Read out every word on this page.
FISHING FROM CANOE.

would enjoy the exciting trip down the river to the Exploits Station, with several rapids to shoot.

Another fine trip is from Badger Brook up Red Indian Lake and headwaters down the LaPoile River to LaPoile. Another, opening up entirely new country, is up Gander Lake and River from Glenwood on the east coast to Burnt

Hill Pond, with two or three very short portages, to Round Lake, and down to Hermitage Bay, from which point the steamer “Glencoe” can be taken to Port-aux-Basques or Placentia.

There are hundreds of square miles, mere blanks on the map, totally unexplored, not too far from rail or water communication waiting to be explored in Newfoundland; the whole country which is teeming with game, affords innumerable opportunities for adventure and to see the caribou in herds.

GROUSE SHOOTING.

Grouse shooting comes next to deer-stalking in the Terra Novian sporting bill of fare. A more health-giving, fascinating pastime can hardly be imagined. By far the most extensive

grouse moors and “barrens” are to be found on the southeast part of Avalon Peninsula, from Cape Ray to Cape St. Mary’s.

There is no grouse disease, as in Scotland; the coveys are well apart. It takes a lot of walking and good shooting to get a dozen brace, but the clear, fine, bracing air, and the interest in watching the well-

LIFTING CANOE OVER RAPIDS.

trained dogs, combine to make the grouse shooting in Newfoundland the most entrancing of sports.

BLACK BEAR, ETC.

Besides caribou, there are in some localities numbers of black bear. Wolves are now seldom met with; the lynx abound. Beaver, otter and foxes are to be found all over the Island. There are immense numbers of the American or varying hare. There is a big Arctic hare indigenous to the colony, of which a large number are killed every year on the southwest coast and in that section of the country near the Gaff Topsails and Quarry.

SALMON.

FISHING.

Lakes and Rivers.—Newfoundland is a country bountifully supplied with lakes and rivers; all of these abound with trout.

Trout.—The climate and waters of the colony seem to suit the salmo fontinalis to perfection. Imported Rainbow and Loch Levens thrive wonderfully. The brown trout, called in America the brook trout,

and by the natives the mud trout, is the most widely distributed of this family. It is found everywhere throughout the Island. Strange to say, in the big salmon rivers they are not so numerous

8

■ ■ ■

> BRIEF: In the listing, find every line containing the word "fine" and list it.

> RESULT OF THE EXERCISE:
Another fine trip is from Badger Brook up Red Indian Lake and headwaters down the LaPoile River to LaPoile. Another, opening up entirely new country, is up Gander Lake and River from Glenwood on the east coast to Burnt
There is no grouse disease, as in Scotland; the coveys are well apart. It takes a lot of walking and good shooting to get a dozen brace, but the clear, fine, bracing air, and the interest in watching the well-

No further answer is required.